- [Problem to work on]:
Copy everything in the mercury immunotoxicity notes from "10. While immunologic" down to "a concentration-dependent fashion.", and switch "methylmercury" to "MeHg".

4. CH3HgCl was approximately 5-10 times more potent than HgCl2.
5. Mercury inhibited the ability of these cells to synthesize and secrete IL-1.
6. Decrease in T-cell function indicates mercury-containing compounds are immunotoxic at very low exposure levels.
7. Mercuric compounds have adverse effects on both nuetrophil and macrophage function.
8. Low doses of mercury have a profound inhibitory effect on human T-lymphocyte activation.
9. A high concentration of mercuric ions would be expected to be retained at the cell membrane where they would serve to inactivate enzyme systems, especially those that exhibit free thiol (sulphydral) groups.
10. While immunologic dysfunction has not been considered to be an overt effect of mercury toxicity, it nonetheless may be a critical event.

"Comparison of the interaction of methylmercury and mercuric chloride with murine macrophages"; Arch. Toxicol; 1993; 3:67:205-11; Christensen MM; Ellerman-Eriksen S; RungbyJ; Mogenson SC.

Findings and Facts
1. Macrophage cultures treated with methylmercury resulted in decreased cell viability in a concentration-dependent fashion.

(Stored data entries)
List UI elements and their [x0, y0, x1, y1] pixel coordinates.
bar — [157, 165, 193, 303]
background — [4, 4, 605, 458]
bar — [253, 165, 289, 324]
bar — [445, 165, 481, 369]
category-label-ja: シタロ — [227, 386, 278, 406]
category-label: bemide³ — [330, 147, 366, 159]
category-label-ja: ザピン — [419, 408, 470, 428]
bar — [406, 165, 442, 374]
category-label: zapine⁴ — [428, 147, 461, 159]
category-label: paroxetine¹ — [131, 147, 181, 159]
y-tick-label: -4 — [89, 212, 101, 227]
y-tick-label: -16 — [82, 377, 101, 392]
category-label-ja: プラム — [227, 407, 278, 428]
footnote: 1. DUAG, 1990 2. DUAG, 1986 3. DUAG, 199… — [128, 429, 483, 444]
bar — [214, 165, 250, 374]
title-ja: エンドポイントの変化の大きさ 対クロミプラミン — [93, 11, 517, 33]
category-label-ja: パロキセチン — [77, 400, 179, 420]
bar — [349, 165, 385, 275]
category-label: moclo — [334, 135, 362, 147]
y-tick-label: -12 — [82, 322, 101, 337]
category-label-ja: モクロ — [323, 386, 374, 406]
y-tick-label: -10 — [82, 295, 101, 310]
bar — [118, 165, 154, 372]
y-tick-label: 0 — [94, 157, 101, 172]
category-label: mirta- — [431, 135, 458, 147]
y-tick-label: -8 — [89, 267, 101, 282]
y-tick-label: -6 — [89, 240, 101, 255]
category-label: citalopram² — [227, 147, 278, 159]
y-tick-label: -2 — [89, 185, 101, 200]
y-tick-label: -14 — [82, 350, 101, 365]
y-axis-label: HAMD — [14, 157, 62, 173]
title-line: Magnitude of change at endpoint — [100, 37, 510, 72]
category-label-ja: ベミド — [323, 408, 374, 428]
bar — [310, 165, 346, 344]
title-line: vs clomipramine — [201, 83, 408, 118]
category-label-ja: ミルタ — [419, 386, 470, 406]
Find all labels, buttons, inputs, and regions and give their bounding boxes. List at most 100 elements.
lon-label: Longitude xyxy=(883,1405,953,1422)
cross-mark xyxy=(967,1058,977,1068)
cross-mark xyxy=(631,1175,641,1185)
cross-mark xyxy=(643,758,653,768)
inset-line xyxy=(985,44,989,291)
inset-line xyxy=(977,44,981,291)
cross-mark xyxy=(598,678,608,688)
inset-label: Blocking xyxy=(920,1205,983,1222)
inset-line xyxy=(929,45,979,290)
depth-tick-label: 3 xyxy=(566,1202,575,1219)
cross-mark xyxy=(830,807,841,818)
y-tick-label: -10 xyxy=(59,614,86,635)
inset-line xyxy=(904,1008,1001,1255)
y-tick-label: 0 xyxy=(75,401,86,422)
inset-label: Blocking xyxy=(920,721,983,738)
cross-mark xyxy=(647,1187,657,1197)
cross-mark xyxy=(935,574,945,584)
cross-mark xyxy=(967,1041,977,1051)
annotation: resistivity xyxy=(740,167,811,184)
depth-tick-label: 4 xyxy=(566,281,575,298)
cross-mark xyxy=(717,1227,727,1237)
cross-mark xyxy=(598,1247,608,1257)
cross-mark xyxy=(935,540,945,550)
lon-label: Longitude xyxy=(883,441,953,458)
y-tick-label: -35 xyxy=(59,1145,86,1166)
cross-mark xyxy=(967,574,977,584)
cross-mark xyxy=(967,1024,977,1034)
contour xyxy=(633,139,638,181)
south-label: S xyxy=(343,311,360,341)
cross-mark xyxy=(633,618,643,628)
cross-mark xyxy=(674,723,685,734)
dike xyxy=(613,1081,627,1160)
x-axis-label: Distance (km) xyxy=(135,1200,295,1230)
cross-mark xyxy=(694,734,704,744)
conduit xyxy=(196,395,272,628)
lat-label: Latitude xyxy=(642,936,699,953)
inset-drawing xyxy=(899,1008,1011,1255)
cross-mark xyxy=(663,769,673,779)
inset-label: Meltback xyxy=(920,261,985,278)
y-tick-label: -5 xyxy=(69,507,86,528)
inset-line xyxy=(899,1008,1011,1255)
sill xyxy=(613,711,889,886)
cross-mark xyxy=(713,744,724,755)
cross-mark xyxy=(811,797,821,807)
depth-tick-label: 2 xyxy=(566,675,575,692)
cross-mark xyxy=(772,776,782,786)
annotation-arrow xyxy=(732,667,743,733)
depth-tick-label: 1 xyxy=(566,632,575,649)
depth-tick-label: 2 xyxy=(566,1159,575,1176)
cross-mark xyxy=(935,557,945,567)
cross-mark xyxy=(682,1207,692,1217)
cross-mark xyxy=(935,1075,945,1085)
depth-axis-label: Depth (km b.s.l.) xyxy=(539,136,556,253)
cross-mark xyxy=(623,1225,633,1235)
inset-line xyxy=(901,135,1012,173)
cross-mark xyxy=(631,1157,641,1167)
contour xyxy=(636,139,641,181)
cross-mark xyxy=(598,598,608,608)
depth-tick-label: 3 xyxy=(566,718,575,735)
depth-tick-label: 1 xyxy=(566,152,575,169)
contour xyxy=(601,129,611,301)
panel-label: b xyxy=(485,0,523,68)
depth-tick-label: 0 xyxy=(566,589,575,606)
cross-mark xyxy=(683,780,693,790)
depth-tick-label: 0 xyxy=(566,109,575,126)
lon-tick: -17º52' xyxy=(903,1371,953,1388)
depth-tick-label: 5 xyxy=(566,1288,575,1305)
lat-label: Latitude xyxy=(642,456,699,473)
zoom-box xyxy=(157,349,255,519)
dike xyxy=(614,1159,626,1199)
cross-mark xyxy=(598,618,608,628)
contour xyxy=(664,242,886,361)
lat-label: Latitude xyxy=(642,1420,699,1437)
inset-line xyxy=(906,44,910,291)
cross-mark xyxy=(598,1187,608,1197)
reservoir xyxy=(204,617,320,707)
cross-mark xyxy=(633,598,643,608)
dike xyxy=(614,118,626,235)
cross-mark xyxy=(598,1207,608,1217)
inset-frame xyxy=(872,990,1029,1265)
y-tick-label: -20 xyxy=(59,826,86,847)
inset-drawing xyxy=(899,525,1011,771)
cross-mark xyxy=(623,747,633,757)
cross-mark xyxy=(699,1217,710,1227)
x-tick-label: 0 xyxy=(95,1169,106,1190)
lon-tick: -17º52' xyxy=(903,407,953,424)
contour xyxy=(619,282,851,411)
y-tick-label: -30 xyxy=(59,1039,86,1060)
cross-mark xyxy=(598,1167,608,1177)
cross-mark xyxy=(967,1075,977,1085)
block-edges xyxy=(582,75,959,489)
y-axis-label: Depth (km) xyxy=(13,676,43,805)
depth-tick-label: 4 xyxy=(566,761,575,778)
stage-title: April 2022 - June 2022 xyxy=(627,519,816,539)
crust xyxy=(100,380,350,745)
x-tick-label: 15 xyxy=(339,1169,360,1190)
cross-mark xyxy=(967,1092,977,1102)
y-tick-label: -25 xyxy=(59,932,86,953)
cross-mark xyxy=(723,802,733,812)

- [The completed task]:
10. While immunologic dysfunction has not been considered to be an overt effect of mercury toxicity, it nonetheless may be a critical event.

"Comparison of the interaction of MeHg and mercuric chloride with murine macrophages"; Arch. Toxicol; 1993; 3:67:205-11; Christensen MM; Ellerman-Eriksen S; RungbyJ; Mogenson SC.

Findings and Facts
1. Macrophage cultures treated with MeHg resulted in decreased cell viability in a concentration-dependent fashion.